:: Data lines ::
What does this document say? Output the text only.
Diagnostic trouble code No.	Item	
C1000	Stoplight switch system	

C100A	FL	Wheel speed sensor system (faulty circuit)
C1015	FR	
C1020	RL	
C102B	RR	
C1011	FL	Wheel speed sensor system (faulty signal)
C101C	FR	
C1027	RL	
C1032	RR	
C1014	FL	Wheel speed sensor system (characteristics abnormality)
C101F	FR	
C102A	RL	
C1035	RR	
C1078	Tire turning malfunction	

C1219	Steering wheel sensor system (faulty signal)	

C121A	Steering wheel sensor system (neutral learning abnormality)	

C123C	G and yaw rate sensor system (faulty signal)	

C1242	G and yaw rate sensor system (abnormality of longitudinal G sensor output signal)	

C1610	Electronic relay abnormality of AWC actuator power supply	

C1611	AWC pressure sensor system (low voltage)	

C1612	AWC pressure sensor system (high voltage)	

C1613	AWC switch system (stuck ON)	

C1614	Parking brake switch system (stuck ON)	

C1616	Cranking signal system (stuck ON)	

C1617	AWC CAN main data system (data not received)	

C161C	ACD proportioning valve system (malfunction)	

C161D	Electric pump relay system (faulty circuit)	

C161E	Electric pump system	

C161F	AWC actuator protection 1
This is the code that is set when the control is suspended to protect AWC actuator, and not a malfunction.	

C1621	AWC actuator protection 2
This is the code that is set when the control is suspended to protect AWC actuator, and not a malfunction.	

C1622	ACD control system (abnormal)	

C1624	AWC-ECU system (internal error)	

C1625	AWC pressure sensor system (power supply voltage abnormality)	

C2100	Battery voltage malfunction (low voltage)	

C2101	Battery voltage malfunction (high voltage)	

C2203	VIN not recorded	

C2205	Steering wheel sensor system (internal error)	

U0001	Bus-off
:::
Problem to solve
Among the lines of the records above, count those holding the string "stuck", and report only the number.

Result of the task
3